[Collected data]
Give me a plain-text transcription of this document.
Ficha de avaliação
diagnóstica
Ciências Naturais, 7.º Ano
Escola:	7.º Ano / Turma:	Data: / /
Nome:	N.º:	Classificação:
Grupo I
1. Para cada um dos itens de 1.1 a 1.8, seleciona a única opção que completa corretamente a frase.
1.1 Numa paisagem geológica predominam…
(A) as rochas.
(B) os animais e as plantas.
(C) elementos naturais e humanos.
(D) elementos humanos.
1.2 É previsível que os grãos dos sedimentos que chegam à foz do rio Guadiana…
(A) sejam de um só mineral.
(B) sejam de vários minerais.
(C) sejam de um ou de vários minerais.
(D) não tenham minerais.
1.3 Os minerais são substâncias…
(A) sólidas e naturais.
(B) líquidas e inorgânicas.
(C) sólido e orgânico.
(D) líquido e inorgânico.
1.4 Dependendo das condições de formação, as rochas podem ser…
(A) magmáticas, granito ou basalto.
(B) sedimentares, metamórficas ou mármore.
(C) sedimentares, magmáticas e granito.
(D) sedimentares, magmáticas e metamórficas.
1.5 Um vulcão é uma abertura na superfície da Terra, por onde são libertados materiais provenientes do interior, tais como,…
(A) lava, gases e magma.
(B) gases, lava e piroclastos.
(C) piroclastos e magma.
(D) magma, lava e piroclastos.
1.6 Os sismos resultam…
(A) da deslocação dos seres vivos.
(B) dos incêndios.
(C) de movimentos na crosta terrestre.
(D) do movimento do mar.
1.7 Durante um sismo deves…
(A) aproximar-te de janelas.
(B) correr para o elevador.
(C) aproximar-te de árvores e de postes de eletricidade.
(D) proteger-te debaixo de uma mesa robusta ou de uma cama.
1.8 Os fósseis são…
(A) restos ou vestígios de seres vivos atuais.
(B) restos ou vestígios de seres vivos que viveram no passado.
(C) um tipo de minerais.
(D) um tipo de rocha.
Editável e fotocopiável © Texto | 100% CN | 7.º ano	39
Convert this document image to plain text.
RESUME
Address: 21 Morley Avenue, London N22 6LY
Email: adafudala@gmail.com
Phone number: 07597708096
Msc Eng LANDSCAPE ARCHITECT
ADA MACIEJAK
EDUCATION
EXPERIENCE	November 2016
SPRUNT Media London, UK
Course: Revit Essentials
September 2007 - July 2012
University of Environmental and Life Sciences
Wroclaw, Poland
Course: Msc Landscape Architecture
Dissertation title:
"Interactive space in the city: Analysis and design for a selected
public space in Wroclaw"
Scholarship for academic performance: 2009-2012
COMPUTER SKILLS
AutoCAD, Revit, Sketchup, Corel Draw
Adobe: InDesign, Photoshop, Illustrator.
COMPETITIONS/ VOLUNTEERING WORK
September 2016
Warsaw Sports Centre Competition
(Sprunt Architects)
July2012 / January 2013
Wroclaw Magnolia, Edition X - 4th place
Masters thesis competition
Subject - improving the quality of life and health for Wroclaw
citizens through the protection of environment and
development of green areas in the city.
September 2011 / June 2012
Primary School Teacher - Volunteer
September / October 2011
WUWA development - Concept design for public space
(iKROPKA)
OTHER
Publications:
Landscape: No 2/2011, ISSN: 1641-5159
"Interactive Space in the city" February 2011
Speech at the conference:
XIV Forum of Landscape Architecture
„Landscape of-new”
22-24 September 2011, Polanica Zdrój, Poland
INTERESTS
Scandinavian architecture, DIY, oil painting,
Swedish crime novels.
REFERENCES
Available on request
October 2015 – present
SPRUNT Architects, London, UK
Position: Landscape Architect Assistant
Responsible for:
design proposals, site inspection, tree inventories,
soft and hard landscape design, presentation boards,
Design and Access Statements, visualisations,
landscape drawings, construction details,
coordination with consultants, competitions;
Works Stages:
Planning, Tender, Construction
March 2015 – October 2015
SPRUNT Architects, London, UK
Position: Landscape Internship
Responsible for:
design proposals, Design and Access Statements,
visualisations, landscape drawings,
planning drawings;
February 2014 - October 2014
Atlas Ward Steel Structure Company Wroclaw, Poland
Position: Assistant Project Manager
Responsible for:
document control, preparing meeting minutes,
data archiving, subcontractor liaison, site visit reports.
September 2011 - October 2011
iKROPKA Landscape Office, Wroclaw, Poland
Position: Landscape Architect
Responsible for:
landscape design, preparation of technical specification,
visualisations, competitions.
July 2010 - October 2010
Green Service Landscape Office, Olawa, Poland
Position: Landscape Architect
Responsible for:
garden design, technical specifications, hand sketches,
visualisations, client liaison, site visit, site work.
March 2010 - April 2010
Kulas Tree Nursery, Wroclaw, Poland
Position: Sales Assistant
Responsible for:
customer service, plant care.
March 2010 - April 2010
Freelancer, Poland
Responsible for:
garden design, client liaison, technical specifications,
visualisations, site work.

*Aim*.
Each entry above is to be printed again exactly.

*Result for this exercise*.
Give me a plain-text transcription of this document.
Ficha de avaliação
diagnóstica
Ciências Naturais, 7.º Ano
Escola:	7.º Ano / Turma:	Data: / /
Nome:	N.º:	Classificação:
Grupo I
1. Para cada um dos itens de 1.1 a 1.8, seleciona a única opção que completa corretamente a frase.
1.1 Numa paisagem geológica predominam…
(A) as rochas.
(B) os animais e as plantas.
(C) elementos naturais e humanos.
(D) elementos humanos.
1.2 É previsível que os grãos dos sedimentos que chegam à foz do rio Guadiana…
(A) sejam de um só mineral.
(B) sejam de vários minerais.
(C) sejam de um ou de vários minerais.
(D) não tenham minerais.
1.3 Os minerais são substâncias…
(A) sólidas e naturais.
(B) líquidas e inorgânicas.
(C) sólido e orgânico.
(D) líquido e inorgânico.
1.4 Dependendo das condições de formação, as rochas podem ser…
(A) magmáticas, granito ou basalto.
(B) sedimentares, metamórficas ou mármore.
(C) sedimentares, magmáticas e granito.
(D) sedimentares, magmáticas e metamórficas.
1.5 Um vulcão é uma abertura na superfície da Terra, por onde são libertados materiais provenientes do interior, tais como,…
(A) lava, gases e magma.
(B) gases, lava e piroclastos.
(C) piroclastos e magma.
(D) magma, lava e piroclastos.
1.6 Os sismos resultam…
(A) da deslocação dos seres vivos.
(B) dos incêndios.
(C) de movimentos na crosta terrestre.
(D) do movimento do mar.
1.7 Durante um sismo deves…
(A) aproximar-te de janelas.
(B) correr para o elevador.
(C) aproximar-te de árvores e de postes de eletricidade.
(D) proteger-te debaixo de uma mesa robusta ou de uma cama.
1.8 Os fósseis são…
(A) restos ou vestígios de seres vivos atuais.
(B) restos ou vestígios de seres vivos que viveram no passado.
(C) um tipo de minerais.
(D) um tipo de rocha.
Editável e fotocopiável © Texto | 100% CN | 7.º ano	39
Convert this document image to plain text.
RESUME
Address: 21 Morley Avenue, London N22 6LY
Email: adafudala@gmail.com
Phone number: 07597708096
Msc Eng LANDSCAPE ARCHITECT
ADA MACIEJAK
EDUCATION
EXPERIENCE	November 2016
SPRUNT Media London, UK
Course: Revit Essentials
September 2007 - July 2012
University of Environmental and Life Sciences
Wroclaw, Poland
Course: Msc Landscape Architecture
Dissertation title:
"Interactive space in the city: Analysis and design for a selected
public space in Wroclaw"
Scholarship for academic performance: 2009-2012
COMPUTER SKILLS
AutoCAD, Revit, Sketchup, Corel Draw
Adobe: InDesign, Photoshop, Illustrator.
COMPETITIONS/ VOLUNTEERING WORK
September 2016
Warsaw Sports Centre Competition
(Sprunt Architects)
July2012 / January 2013
Wroclaw Magnolia, Edition X - 4th place
Masters thesis competition
Subject - improving the quality of life and health for Wroclaw
citizens through the protection of environment and
development of green areas in the city.
September 2011 / June 2012
Primary School Teacher - Volunteer
September / October 2011
WUWA development - Concept design for public space
(iKROPKA)
OTHER
Publications:
Landscape: No 2/2011, ISSN: 1641-5159
"Interactive Space in the city" February 2011
Speech at the conference:
XIV Forum of Landscape Architecture
„Landscape of-new”
22-24 September 2011, Polanica Zdrój, Poland
INTERESTS
Scandinavian architecture, DIY, oil painting,
Swedish crime novels.
REFERENCES
Available on request
October 2015 – present
SPRUNT Architects, London, UK
Position: Landscape Architect Assistant
Responsible for:
design proposals, site inspection, tree inventories,
soft and hard landscape design, presentation boards,
Design and Access Statements, visualisations,
landscape drawings, construction details,
coordination with consultants, competitions;
Works Stages:
Planning, Tender, Construction
March 2015 – October 2015
SPRUNT Architects, London, UK
Position: Landscape Internship
Responsible for:
design proposals, Design and Access Statements,
visualisations, landscape drawings,
planning drawings;
February 2014 - October 2014
Atlas Ward Steel Structure Company Wroclaw, Poland
Position: Assistant Project Manager
Responsible for:
document control, preparing meeting minutes,
data archiving, subcontractor liaison, site visit reports.
September 2011 - October 2011
iKROPKA Landscape Office, Wroclaw, Poland
Position: Landscape Architect
Responsible for:
landscape design, preparation of technical specification,
visualisations, competitions.
July 2010 - October 2010
Green Service Landscape Office, Olawa, Poland
Position: Landscape Architect
Responsible for:
garden design, technical specifications, hand sketches,
visualisations, client liaison, site visit, site work.
March 2010 - April 2010
Kulas Tree Nursery, Wroclaw, Poland
Position: Sales Assistant
Responsible for:
customer service, plant care.
March 2010 - April 2010
Freelancer, Poland
Responsible for:
garden design, client liaison, technical specifications,
visualisations, site work.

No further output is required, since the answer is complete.